---------- EXTRACTED RECORDS ----------
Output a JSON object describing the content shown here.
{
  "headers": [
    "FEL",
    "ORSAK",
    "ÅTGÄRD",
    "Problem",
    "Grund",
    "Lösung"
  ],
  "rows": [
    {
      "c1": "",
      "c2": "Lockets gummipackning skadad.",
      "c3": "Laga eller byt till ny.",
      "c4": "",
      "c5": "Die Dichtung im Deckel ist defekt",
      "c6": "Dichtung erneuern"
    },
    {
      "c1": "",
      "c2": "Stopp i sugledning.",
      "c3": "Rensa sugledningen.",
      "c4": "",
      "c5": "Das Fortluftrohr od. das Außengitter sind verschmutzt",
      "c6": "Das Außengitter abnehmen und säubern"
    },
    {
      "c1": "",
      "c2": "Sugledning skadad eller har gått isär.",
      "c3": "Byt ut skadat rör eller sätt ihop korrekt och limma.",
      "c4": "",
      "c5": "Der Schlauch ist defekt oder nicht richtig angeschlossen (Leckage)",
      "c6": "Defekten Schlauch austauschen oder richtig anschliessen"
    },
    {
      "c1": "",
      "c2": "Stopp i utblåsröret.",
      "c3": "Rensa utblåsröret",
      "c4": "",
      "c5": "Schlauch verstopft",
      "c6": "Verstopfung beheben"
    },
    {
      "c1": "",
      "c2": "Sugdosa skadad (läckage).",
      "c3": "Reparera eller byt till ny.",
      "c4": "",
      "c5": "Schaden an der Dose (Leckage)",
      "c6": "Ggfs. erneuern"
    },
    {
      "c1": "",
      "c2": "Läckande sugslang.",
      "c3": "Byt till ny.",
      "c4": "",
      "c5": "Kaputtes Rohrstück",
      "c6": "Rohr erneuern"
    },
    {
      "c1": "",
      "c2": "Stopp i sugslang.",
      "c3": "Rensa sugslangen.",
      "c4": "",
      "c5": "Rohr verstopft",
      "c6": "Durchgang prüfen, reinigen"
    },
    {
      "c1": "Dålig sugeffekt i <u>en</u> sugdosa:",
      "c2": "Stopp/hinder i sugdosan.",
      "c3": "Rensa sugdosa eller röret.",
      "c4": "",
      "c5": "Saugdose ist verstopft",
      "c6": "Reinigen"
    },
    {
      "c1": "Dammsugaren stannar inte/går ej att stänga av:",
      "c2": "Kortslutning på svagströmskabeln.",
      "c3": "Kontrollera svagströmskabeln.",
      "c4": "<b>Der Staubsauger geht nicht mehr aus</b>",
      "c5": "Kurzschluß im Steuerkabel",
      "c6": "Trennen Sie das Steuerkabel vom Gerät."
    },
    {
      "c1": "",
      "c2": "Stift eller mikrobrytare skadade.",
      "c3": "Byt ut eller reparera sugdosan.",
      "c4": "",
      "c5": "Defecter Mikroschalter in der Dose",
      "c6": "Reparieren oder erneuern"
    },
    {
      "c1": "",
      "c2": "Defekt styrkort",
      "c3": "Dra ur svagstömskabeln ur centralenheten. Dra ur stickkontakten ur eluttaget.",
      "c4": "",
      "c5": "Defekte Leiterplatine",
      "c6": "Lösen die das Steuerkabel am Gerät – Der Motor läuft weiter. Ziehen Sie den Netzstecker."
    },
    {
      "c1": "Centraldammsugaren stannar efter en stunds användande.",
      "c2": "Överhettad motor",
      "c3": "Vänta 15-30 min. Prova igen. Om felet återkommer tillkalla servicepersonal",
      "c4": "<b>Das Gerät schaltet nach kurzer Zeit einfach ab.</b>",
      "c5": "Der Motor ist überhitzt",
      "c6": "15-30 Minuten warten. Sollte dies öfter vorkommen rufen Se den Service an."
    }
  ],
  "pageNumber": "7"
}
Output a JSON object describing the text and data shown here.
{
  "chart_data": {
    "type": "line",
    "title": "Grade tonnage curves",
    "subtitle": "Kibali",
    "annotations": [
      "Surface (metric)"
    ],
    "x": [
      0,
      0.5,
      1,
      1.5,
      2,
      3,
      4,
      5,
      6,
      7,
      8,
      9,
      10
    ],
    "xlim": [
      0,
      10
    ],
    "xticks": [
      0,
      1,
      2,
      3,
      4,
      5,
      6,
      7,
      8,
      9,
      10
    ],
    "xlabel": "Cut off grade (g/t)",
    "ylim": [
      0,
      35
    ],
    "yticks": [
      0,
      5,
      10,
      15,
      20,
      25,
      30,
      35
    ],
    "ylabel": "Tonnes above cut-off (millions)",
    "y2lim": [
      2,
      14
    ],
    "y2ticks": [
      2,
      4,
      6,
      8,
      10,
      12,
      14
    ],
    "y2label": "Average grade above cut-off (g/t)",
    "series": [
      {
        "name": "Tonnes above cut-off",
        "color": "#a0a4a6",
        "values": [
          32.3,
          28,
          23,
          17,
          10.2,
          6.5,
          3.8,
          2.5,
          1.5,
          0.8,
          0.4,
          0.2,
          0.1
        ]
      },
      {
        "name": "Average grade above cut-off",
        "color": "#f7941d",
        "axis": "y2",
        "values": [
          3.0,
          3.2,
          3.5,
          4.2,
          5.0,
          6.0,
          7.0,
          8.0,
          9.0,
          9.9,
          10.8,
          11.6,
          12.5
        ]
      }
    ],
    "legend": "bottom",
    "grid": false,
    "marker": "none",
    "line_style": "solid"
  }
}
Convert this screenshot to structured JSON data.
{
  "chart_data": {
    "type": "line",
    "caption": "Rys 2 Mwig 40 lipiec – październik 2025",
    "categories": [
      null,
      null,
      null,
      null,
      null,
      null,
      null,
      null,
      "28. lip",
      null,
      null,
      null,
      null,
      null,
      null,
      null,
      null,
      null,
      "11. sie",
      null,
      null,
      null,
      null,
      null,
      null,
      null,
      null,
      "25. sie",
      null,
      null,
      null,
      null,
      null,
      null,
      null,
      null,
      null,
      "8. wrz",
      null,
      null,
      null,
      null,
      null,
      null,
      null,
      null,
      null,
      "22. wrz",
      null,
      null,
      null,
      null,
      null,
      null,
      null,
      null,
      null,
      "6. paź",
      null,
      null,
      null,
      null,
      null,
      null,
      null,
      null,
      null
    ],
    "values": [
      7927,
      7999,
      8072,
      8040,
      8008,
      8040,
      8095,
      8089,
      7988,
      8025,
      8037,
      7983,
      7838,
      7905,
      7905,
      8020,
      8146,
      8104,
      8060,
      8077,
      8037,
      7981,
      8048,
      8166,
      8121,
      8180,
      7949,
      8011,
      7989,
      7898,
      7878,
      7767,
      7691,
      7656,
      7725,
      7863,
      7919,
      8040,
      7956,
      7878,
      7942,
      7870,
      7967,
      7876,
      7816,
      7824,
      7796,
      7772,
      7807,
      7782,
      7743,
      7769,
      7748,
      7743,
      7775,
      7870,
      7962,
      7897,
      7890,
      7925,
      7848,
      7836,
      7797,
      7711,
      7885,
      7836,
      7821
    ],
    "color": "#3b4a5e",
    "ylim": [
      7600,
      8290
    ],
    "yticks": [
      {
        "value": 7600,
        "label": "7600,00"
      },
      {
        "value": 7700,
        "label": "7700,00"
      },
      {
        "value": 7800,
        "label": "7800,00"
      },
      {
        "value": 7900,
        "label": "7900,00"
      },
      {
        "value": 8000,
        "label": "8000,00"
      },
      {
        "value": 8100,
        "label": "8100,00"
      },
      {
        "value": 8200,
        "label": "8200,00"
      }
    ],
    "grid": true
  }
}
----------
● WRITTEN TASK:
Looking at the records above, say how many lines hold the string "stannar". Write nothing but the number.

● SOLUTION FOR THIS TASK:
2